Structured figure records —
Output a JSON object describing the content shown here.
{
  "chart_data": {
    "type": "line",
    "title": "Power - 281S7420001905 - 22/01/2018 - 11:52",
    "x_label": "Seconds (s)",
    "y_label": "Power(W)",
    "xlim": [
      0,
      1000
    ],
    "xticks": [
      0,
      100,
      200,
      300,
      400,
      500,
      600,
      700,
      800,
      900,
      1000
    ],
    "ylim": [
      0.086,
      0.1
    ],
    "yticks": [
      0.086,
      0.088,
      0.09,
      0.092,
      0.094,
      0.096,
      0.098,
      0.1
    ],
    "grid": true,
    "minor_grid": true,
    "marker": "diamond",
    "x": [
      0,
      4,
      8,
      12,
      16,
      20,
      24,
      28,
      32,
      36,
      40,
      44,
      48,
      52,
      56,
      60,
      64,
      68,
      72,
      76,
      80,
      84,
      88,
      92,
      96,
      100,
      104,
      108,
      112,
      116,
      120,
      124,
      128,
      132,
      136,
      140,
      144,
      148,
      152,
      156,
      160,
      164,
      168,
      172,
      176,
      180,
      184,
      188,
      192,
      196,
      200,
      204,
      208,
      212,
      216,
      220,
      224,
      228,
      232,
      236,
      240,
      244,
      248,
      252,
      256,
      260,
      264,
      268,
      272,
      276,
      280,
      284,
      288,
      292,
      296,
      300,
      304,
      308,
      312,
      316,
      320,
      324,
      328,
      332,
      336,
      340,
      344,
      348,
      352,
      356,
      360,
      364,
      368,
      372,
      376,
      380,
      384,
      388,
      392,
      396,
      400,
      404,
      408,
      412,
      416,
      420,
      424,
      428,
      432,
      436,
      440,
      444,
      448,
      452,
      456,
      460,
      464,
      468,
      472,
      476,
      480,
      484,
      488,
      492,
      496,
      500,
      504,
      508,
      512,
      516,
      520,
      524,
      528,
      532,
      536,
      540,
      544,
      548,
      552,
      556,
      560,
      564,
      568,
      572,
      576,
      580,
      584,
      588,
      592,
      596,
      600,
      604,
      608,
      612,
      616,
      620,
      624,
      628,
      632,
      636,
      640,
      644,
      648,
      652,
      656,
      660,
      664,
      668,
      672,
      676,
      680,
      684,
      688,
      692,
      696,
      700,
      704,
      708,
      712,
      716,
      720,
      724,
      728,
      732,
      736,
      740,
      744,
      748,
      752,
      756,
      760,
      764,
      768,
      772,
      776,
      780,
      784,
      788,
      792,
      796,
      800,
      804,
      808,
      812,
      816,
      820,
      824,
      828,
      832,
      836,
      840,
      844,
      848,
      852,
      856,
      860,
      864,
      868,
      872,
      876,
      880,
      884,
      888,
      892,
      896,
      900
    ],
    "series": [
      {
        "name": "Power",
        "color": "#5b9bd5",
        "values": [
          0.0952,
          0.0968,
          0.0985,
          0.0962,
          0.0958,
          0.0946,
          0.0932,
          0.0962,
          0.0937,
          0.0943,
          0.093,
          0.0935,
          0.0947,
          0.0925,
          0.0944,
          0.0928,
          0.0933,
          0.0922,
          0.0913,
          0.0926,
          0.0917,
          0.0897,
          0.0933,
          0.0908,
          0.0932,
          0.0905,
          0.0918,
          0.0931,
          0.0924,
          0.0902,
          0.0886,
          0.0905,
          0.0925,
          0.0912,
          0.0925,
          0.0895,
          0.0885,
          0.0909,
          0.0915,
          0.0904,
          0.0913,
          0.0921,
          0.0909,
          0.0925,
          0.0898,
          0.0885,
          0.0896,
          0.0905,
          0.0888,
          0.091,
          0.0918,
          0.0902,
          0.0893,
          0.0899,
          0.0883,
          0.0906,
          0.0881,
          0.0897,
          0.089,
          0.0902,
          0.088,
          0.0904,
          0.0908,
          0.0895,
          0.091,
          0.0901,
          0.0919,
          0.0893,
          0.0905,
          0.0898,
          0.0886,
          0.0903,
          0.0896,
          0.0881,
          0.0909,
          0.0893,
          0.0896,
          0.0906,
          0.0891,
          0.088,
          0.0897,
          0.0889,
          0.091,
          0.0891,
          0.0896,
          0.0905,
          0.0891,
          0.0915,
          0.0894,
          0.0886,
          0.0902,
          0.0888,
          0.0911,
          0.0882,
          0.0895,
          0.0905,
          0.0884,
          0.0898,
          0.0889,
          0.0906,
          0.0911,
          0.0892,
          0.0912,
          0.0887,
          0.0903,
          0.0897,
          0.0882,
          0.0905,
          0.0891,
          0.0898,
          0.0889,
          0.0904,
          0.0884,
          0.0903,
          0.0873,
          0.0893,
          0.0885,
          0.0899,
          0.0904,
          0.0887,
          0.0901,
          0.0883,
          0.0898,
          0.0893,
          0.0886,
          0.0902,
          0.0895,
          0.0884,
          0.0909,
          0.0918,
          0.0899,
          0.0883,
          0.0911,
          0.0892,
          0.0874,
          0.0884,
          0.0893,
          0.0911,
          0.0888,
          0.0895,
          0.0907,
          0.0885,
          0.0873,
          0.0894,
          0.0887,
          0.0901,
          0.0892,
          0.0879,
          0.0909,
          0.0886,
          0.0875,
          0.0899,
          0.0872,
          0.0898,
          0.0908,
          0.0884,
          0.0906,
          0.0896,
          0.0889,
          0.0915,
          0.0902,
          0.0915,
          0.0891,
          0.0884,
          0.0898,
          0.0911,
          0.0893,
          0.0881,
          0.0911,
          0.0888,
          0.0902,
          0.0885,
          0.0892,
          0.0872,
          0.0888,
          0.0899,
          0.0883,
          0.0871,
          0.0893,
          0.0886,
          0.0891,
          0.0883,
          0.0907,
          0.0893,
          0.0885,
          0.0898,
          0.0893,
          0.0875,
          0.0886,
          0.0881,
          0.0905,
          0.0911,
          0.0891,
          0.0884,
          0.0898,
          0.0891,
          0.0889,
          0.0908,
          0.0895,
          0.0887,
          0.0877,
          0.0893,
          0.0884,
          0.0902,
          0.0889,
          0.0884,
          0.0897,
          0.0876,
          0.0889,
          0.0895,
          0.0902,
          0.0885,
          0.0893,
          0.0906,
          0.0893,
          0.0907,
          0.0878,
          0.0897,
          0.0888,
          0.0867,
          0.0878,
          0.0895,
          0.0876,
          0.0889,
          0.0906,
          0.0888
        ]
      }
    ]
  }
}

AIM OF THE EXERCISE — Return the full listing, character for character.

RESULT FOR THIS EXERCISE —
Output a JSON object describing the content shown here.
{
  "chart_data": {
    "type": "line",
    "title": "Power - 281S7420001905 - 22/01/2018 - 11:52",
    "x_label": "Seconds (s)",
    "y_label": "Power(W)",
    "xlim": [
      0,
      1000
    ],
    "xticks": [
      0,
      100,
      200,
      300,
      400,
      500,
      600,
      700,
      800,
      900,
      1000
    ],
    "ylim": [
      0.086,
      0.1
    ],
    "yticks": [
      0.086,
      0.088,
      0.09,
      0.092,
      0.094,
      0.096,
      0.098,
      0.1
    ],
    "grid": true,
    "minor_grid": true,
    "marker": "diamond",
    "x": [
      0,
      4,
      8,
      12,
      16,
      20,
      24,
      28,
      32,
      36,
      40,
      44,
      48,
      52,
      56,
      60,
      64,
      68,
      72,
      76,
      80,
      84,
      88,
      92,
      96,
      100,
      104,
      108,
      112,
      116,
      120,
      124,
      128,
      132,
      136,
      140,
      144,
      148,
      152,
      156,
      160,
      164,
      168,
      172,
      176,
      180,
      184,
      188,
      192,
      196,
      200,
      204,
      208,
      212,
      216,
      220,
      224,
      228,
      232,
      236,
      240,
      244,
      248,
      252,
      256,
      260,
      264,
      268,
      272,
      276,
      280,
      284,
      288,
      292,
      296,
      300,
      304,
      308,
      312,
      316,
      320,
      324,
      328,
      332,
      336,
      340,
      344,
      348,
      352,
      356,
      360,
      364,
      368,
      372,
      376,
      380,
      384,
      388,
      392,
      396,
      400,
      404,
      408,
      412,
      416,
      420,
      424,
      428,
      432,
      436,
      440,
      444,
      448,
      452,
      456,
      460,
      464,
      468,
      472,
      476,
      480,
      484,
      488,
      492,
      496,
      500,
      504,
      508,
      512,
      516,
      520,
      524,
      528,
      532,
      536,
      540,
      544,
      548,
      552,
      556,
      560,
      564,
      568,
      572,
      576,
      580,
      584,
      588,
      592,
      596,
      600,
      604,
      608,
      612,
      616,
      620,
      624,
      628,
      632,
      636,
      640,
      644,
      648,
      652,
      656,
      660,
      664,
      668,
      672,
      676,
      680,
      684,
      688,
      692,
      696,
      700,
      704,
      708,
      712,
      716,
      720,
      724,
      728,
      732,
      736,
      740,
      744,
      748,
      752,
      756,
      760,
      764,
      768,
      772,
      776,
      780,
      784,
      788,
      792,
      796,
      800,
      804,
      808,
      812,
      816,
      820,
      824,
      828,
      832,
      836,
      840,
      844,
      848,
      852,
      856,
      860,
      864,
      868,
      872,
      876,
      880,
      884,
      888,
      892,
      896,
      900
    ],
    "series": [
      {
        "name": "Power",
        "color": "#5b9bd5",
        "values": [
          0.0952,
          0.0968,
          0.0985,
          0.0962,
          0.0958,
          0.0946,
          0.0932,
          0.0962,
          0.0937,
          0.0943,
          0.093,
          0.0935,
          0.0947,
          0.0925,
          0.0944,
          0.0928,
          0.0933,
          0.0922,
          0.0913,
          0.0926,
          0.0917,
          0.0897,
          0.0933,
          0.0908,
          0.0932,
          0.0905,
          0.0918,
          0.0931,
          0.0924,
          0.0902,
          0.0886,
          0.0905,
          0.0925,
          0.0912,
          0.0925,
          0.0895,
          0.0885,
          0.0909,
          0.0915,
          0.0904,
          0.0913,
          0.0921,
          0.0909,
          0.0925,
          0.0898,
          0.0885,
          0.0896,
          0.0905,
          0.0888,
          0.091,
          0.0918,
          0.0902,
          0.0893,
          0.0899,
          0.0883,
          0.0906,
          0.0881,
          0.0897,
          0.089,
          0.0902,
          0.088,
          0.0904,
          0.0908,
          0.0895,
          0.091,
          0.0901,
          0.0919,
          0.0893,
          0.0905,
          0.0898,
          0.0886,
          0.0903,
          0.0896,
          0.0881,
          0.0909,
          0.0893,
          0.0896,
          0.0906,
          0.0891,
          0.088,
          0.0897,
          0.0889,
          0.091,
          0.0891,
          0.0896,
          0.0905,
          0.0891,
          0.0915,
          0.0894,
          0.0886,
          0.0902,
          0.0888,
          0.0911,
          0.0882,
          0.0895,
          0.0905,
          0.0884,
          0.0898,
          0.0889,
          0.0906,
          0.0911,
          0.0892,
          0.0912,
          0.0887,
          0.0903,
          0.0897,
          0.0882,
          0.0905,
          0.0891,
          0.0898,
          0.0889,
          0.0904,
          0.0884,
          0.0903,
          0.0873,
          0.0893,
          0.0885,
          0.0899,
          0.0904,
          0.0887,
          0.0901,
          0.0883,
          0.0898,
          0.0893,
          0.0886,
          0.0902,
          0.0895,
          0.0884,
          0.0909,
          0.0918,
          0.0899,
          0.0883,
          0.0911,
          0.0892,
          0.0874,
          0.0884,
          0.0893,
          0.0911,
          0.0888,
          0.0895,
          0.0907,
          0.0885,
          0.0873,
          0.0894,
          0.0887,
          0.0901,
          0.0892,
          0.0879,
          0.0909,
          0.0886,
          0.0875,
          0.0899,
          0.0872,
          0.0898,
          0.0908,
          0.0884,
          0.0906,
          0.0896,
          0.0889,
          0.0915,
          0.0902,
          0.0915,
          0.0891,
          0.0884,
          0.0898,
          0.0911,
          0.0893,
          0.0881,
          0.0911,
          0.0888,
          0.0902,
          0.0885,
          0.0892,
          0.0872,
          0.0888,
          0.0899,
          0.0883,
          0.0871,
          0.0893,
          0.0886,
          0.0891,
          0.0883,
          0.0907,
          0.0893,
          0.0885,
          0.0898,
          0.0893,
          0.0875,
          0.0886,
          0.0881,
          0.0905,
          0.0911,
          0.0891,
          0.0884,
          0.0898,
          0.0891,
          0.0889,
          0.0908,
          0.0895,
          0.0887,
          0.0877,
          0.0893,
          0.0884,
          0.0902,
          0.0889,
          0.0884,
          0.0897,
          0.0876,
          0.0889,
          0.0895,
          0.0902,
          0.0885,
          0.0893,
          0.0906,
          0.0893,
          0.0907,
          0.0878,
          0.0897,
          0.0888,
          0.0867,
          0.0878,
          0.0895,
          0.0876,
          0.0889,
          0.0906,
          0.0888
        ]
      }
    ]
  }
}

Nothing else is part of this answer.